What the task asks » List every line below containing "page".

===== Records provided

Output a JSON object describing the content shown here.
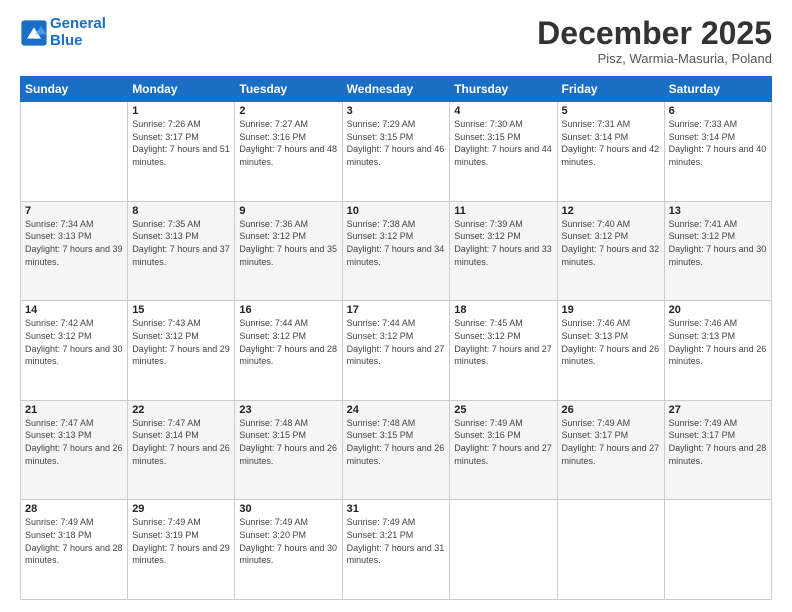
{
  "logo": {
    "line1": "General",
    "line2": "Blue"
  },
  "title": "December 2025",
  "subtitle": "Pisz, Warmia-Masuria, Poland",
  "weekdays": [
    "Sunday",
    "Monday",
    "Tuesday",
    "Wednesday",
    "Thursday",
    "Friday",
    "Saturday"
  ],
  "weeks": [
    [
      {
        "day": "",
        "sunrise": "",
        "sunset": "",
        "daylight": ""
      },
      {
        "day": "1",
        "sunrise": "Sunrise: 7:26 AM",
        "sunset": "Sunset: 3:17 PM",
        "daylight": "Daylight: 7 hours and 51 minutes."
      },
      {
        "day": "2",
        "sunrise": "Sunrise: 7:27 AM",
        "sunset": "Sunset: 3:16 PM",
        "daylight": "Daylight: 7 hours and 48 minutes."
      },
      {
        "day": "3",
        "sunrise": "Sunrise: 7:29 AM",
        "sunset": "Sunset: 3:15 PM",
        "daylight": "Daylight: 7 hours and 46 minutes."
      },
      {
        "day": "4",
        "sunrise": "Sunrise: 7:30 AM",
        "sunset": "Sunset: 3:15 PM",
        "daylight": "Daylight: 7 hours and 44 minutes."
      },
      {
        "day": "5",
        "sunrise": "Sunrise: 7:31 AM",
        "sunset": "Sunset: 3:14 PM",
        "daylight": "Daylight: 7 hours and 42 minutes."
      },
      {
        "day": "6",
        "sunrise": "Sunrise: 7:33 AM",
        "sunset": "Sunset: 3:14 PM",
        "daylight": "Daylight: 7 hours and 40 minutes."
      }
    ],
    [
      {
        "day": "7",
        "sunrise": "Sunrise: 7:34 AM",
        "sunset": "Sunset: 3:13 PM",
        "daylight": "Daylight: 7 hours and 39 minutes."
      },
      {
        "day": "8",
        "sunrise": "Sunrise: 7:35 AM",
        "sunset": "Sunset: 3:13 PM",
        "daylight": "Daylight: 7 hours and 37 minutes."
      },
      {
        "day": "9",
        "sunrise": "Sunrise: 7:36 AM",
        "sunset": "Sunset: 3:12 PM",
        "daylight": "Daylight: 7 hours and 35 minutes."
      },
      {
        "day": "10",
        "sunrise": "Sunrise: 7:38 AM",
        "sunset": "Sunset: 3:12 PM",
        "daylight": "Daylight: 7 hours and 34 minutes."
      },
      {
        "day": "11",
        "sunrise": "Sunrise: 7:39 AM",
        "sunset": "Sunset: 3:12 PM",
        "daylight": "Daylight: 7 hours and 33 minutes."
      },
      {
        "day": "12",
        "sunrise": "Sunrise: 7:40 AM",
        "sunset": "Sunset: 3:12 PM",
        "daylight": "Daylight: 7 hours and 32 minutes."
      },
      {
        "day": "13",
        "sunrise": "Sunrise: 7:41 AM",
        "sunset": "Sunset: 3:12 PM",
        "daylight": "Daylight: 7 hours and 30 minutes."
      }
    ],
    [
      {
        "day": "14",
        "sunrise": "Sunrise: 7:42 AM",
        "sunset": "Sunset: 3:12 PM",
        "daylight": "Daylight: 7 hours and 30 minutes."
      },
      {
        "day": "15",
        "sunrise": "Sunrise: 7:43 AM",
        "sunset": "Sunset: 3:12 PM",
        "daylight": "Daylight: 7 hours and 29 minutes."
      },
      {
        "day": "16",
        "sunrise": "Sunrise: 7:44 AM",
        "sunset": "Sunset: 3:12 PM",
        "daylight": "Daylight: 7 hours and 28 minutes."
      },
      {
        "day": "17",
        "sunrise": "Sunrise: 7:44 AM",
        "sunset": "Sunset: 3:12 PM",
        "daylight": "Daylight: 7 hours and 27 minutes."
      },
      {
        "day": "18",
        "sunrise": "Sunrise: 7:45 AM",
        "sunset": "Sunset: 3:12 PM",
        "daylight": "Daylight: 7 hours and 27 minutes."
      },
      {
        "day": "19",
        "sunrise": "Sunrise: 7:46 AM",
        "sunset": "Sunset: 3:13 PM",
        "daylight": "Daylight: 7 hours and 26 minutes."
      },
      {
        "day": "20",
        "sunrise": "Sunrise: 7:46 AM",
        "sunset": "Sunset: 3:13 PM",
        "daylight": "Daylight: 7 hours and 26 minutes."
      }
    ],
    [
      {
        "day": "21",
        "sunrise": "Sunrise: 7:47 AM",
        "sunset": "Sunset: 3:13 PM",
        "daylight": "Daylight: 7 hours and 26 minutes."
      },
      {
        "day": "22",
        "sunrise": "Sunrise: 7:47 AM",
        "sunset": "Sunset: 3:14 PM",
        "daylight": "Daylight: 7 hours and 26 minutes."
      },
      {
        "day": "23",
        "sunrise": "Sunrise: 7:48 AM",
        "sunset": "Sunset: 3:15 PM",
        "daylight": "Daylight: 7 hours and 26 minutes."
      },
      {
        "day": "24",
        "sunrise": "Sunrise: 7:48 AM",
        "sunset": "Sunset: 3:15 PM",
        "daylight": "Daylight: 7 hours and 26 minutes."
      },
      {
        "day": "25",
        "sunrise": "Sunrise: 7:49 AM",
        "sunset": "Sunset: 3:16 PM",
        "daylight": "Daylight: 7 hours and 27 minutes."
      },
      {
        "day": "26",
        "sunrise": "Sunrise: 7:49 AM",
        "sunset": "Sunset: 3:17 PM",
        "daylight": "Daylight: 7 hours and 27 minutes."
      },
      {
        "day": "27",
        "sunrise": "Sunrise: 7:49 AM",
        "sunset": "Sunset: 3:17 PM",
        "daylight": "Daylight: 7 hours and 28 minutes."
      }
    ],
    [
      {
        "day": "28",
        "sunrise": "Sunrise: 7:49 AM",
        "sunset": "Sunset: 3:18 PM",
        "daylight": "Daylight: 7 hours and 28 minutes."
      },
      {
        "day": "29",
        "sunrise": "Sunrise: 7:49 AM",
        "sunset": "Sunset: 3:19 PM",
        "daylight": "Daylight: 7 hours and 29 minutes."
      },
      {
        "day": "30",
        "sunrise": "Sunrise: 7:49 AM",
        "sunset": "Sunset: 3:20 PM",
        "daylight": "Daylight: 7 hours and 30 minutes."
      },
      {
        "day": "31",
        "sunrise": "Sunrise: 7:49 AM",
        "sunset": "Sunset: 3:21 PM",
        "daylight": "Daylight: 7 hours and 31 minutes."
      },
      {
        "day": "",
        "sunrise": "",
        "sunset": "",
        "daylight": ""
      },
      {
        "day": "",
        "sunrise": "",
        "sunset": "",
        "daylight": ""
      },
      {
        "day": "",
        "sunrise": "",
        "sunset": "",
        "daylight": ""
      }
    ]
  ]
}
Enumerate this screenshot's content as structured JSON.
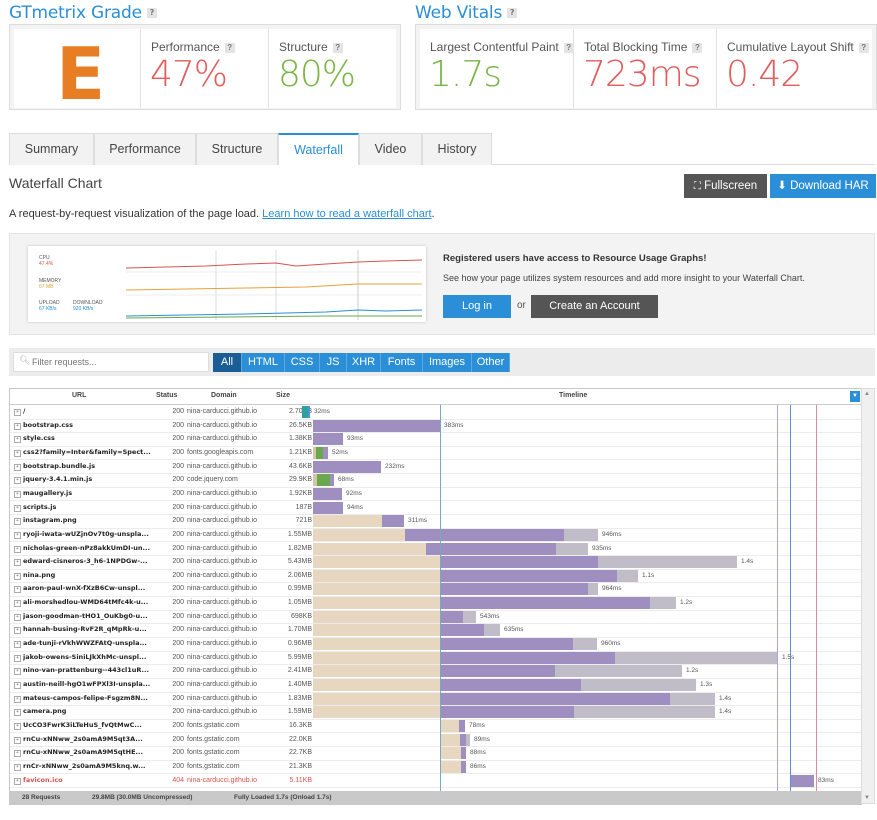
{
  "grade": {
    "title": "GTmetrix Grade",
    "letter": "E",
    "performance_label": "Performance",
    "performance_value": "47%",
    "structure_label": "Structure",
    "structure_value": "80%"
  },
  "vitals": {
    "title": "Web Vitals",
    "lcp_label": "Largest Contentful Paint",
    "lcp_value": "1.7s",
    "tbt_label": "Total Blocking Time",
    "tbt_value": "723ms",
    "cls_label": "Cumulative Layout Shift",
    "cls_value": "0.42"
  },
  "help_mark": "?",
  "colors": {
    "accent": "#2a8fd6",
    "bad": "#e35b5b",
    "good": "#79b644",
    "grade_e": "#e77e23"
  },
  "tabs": [
    "Summary",
    "Performance",
    "Structure",
    "Waterfall",
    "Video",
    "History"
  ],
  "active_tab": "Waterfall",
  "section": {
    "title": "Waterfall Chart",
    "fullscreen_label": "Fullscreen",
    "download_label": "Download HAR",
    "desc": "A request-by-request visualization of the page load.",
    "link": "Learn how to read a waterfall chart",
    "link_suffix": "."
  },
  "promo": {
    "cpu_label": "CPU",
    "cpu_value": "47.4%",
    "memory_label": "MEMORY",
    "memory_value": "67 MB",
    "upload_label": "UPLOAD",
    "upload_value": "67 KB/s",
    "download_label": "DOWNLOAD",
    "download_value": "920 KB/s",
    "heading": "Registered users have access to Resource Usage Graphs!",
    "text": "See how your page utilizes system resources and add more insight to your Waterfall Chart.",
    "login_label": "Log in",
    "or_label": "or",
    "create_label": "Create an Account"
  },
  "filter": {
    "placeholder": "Filter requests...",
    "buttons": [
      "All",
      "HTML",
      "CSS",
      "JS",
      "XHR",
      "Fonts",
      "Images",
      "Other"
    ],
    "active": "All"
  },
  "table": {
    "headers": {
      "url": "URL",
      "status": "Status",
      "domain": "Domain",
      "size": "Size",
      "timeline": "Timeline"
    },
    "rows": [
      {
        "url": "/",
        "status": "200",
        "domain": "nina-carducci.github.io",
        "size": "2.70KB",
        "time": "32ms"
      },
      {
        "url": "bootstrap.css",
        "status": "200",
        "domain": "nina-carducci.github.io",
        "size": "26.5KB",
        "time": "383ms"
      },
      {
        "url": "style.css",
        "status": "200",
        "domain": "nina-carducci.github.io",
        "size": "1.38KB",
        "time": "93ms"
      },
      {
        "url": "css2?family=Inter&family=Spect...",
        "status": "200",
        "domain": "fonts.googleapis.com",
        "size": "1.21KB",
        "time": "52ms"
      },
      {
        "url": "bootstrap.bundle.js",
        "status": "200",
        "domain": "nina-carducci.github.io",
        "size": "43.6KB",
        "time": "232ms"
      },
      {
        "url": "jquery-3.4.1.min.js",
        "status": "200",
        "domain": "code.jquery.com",
        "size": "29.9KB",
        "time": "68ms"
      },
      {
        "url": "maugallery.js",
        "status": "200",
        "domain": "nina-carducci.github.io",
        "size": "1.92KB",
        "time": "92ms"
      },
      {
        "url": "scripts.js",
        "status": "200",
        "domain": "nina-carducci.github.io",
        "size": "187B",
        "time": "94ms"
      },
      {
        "url": "instagram.png",
        "status": "200",
        "domain": "nina-carducci.github.io",
        "size": "721B",
        "time": "311ms"
      },
      {
        "url": "ryoji-iwata-wUZjnOv7t0g-unspla...",
        "status": "200",
        "domain": "nina-carducci.github.io",
        "size": "1.55MB",
        "time": "946ms"
      },
      {
        "url": "nicholas-green-nPz8akkUmDI-un...",
        "status": "200",
        "domain": "nina-carducci.github.io",
        "size": "1.82MB",
        "time": "935ms"
      },
      {
        "url": "edward-cisneros-3_h6-1NPDGw-...",
        "status": "200",
        "domain": "nina-carducci.github.io",
        "size": "5.43MB",
        "time": "1.4s"
      },
      {
        "url": "nina.png",
        "status": "200",
        "domain": "nina-carducci.github.io",
        "size": "2.06MB",
        "time": "1.1s"
      },
      {
        "url": "aaron-paul-wnX-fXzB6Cw-unspl...",
        "status": "200",
        "domain": "nina-carducci.github.io",
        "size": "0.99MB",
        "time": "964ms"
      },
      {
        "url": "ali-morshedlou-WMD64tMfc4k-u...",
        "status": "200",
        "domain": "nina-carducci.github.io",
        "size": "1.05MB",
        "time": "1.2s"
      },
      {
        "url": "jason-goodman-tHO1_OuKbg0-u...",
        "status": "200",
        "domain": "nina-carducci.github.io",
        "size": "698KB",
        "time": "543ms"
      },
      {
        "url": "hannah-busing-RvF2R_qMpRk-u...",
        "status": "200",
        "domain": "nina-carducci.github.io",
        "size": "1.70MB",
        "time": "635ms"
      },
      {
        "url": "ade-tunji-rVkhWWZFAtQ-unspla...",
        "status": "200",
        "domain": "nina-carducci.github.io",
        "size": "0.96MB",
        "time": "960ms"
      },
      {
        "url": "jakob-owens-SiniLJkXhMc-unspl...",
        "status": "200",
        "domain": "nina-carducci.github.io",
        "size": "5.99MB",
        "time": "1.5s"
      },
      {
        "url": "nino-van-prattenburg--443cl1uR...",
        "status": "200",
        "domain": "nina-carducci.github.io",
        "size": "2.41MB",
        "time": "1.2s"
      },
      {
        "url": "austin-neill-hgO1wFPXl3I-unspla...",
        "status": "200",
        "domain": "nina-carducci.github.io",
        "size": "1.40MB",
        "time": "1.3s"
      },
      {
        "url": "mateus-campos-felipe-Fsgzm8N...",
        "status": "200",
        "domain": "nina-carducci.github.io",
        "size": "1.83MB",
        "time": "1.4s"
      },
      {
        "url": "camera.png",
        "status": "200",
        "domain": "nina-carducci.github.io",
        "size": "1.59MB",
        "time": "1.4s"
      },
      {
        "url": "UcCO3FwrK3iLTeHuS_fvQtMwC...",
        "status": "200",
        "domain": "fonts.gstatic.com",
        "size": "16.3KB",
        "time": "78ms"
      },
      {
        "url": "rnCu-xNNww_2s0amA9M5qt3A...",
        "status": "200",
        "domain": "fonts.gstatic.com",
        "size": "22.0KB",
        "time": "89ms"
      },
      {
        "url": "rnCu-xNNww_2s0amA9M5qtHE...",
        "status": "200",
        "domain": "fonts.gstatic.com",
        "size": "22.7KB",
        "time": "88ms"
      },
      {
        "url": "rnCr-xNNww_2s0amA9M5knq.w...",
        "status": "200",
        "domain": "fonts.gstatic.com",
        "size": "21.3KB",
        "time": "86ms"
      },
      {
        "url": "favicon.ico",
        "status": "404",
        "domain": "nina-carducci.github.io",
        "size": "5.11KB",
        "time": "83ms"
      }
    ],
    "footer_requests": "28 Requests",
    "footer_size": "29.8MB (30.0MB Uncompressed)",
    "footer_loaded": "Fully Loaded 1.7s (Onload 1.7s)"
  }
}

==========

Exercise solution »
    "desc": "A request-by-request visualization of the page load.",
    "text": "See how your page utilizes system resources and add more insight to your Waterfall Chart.",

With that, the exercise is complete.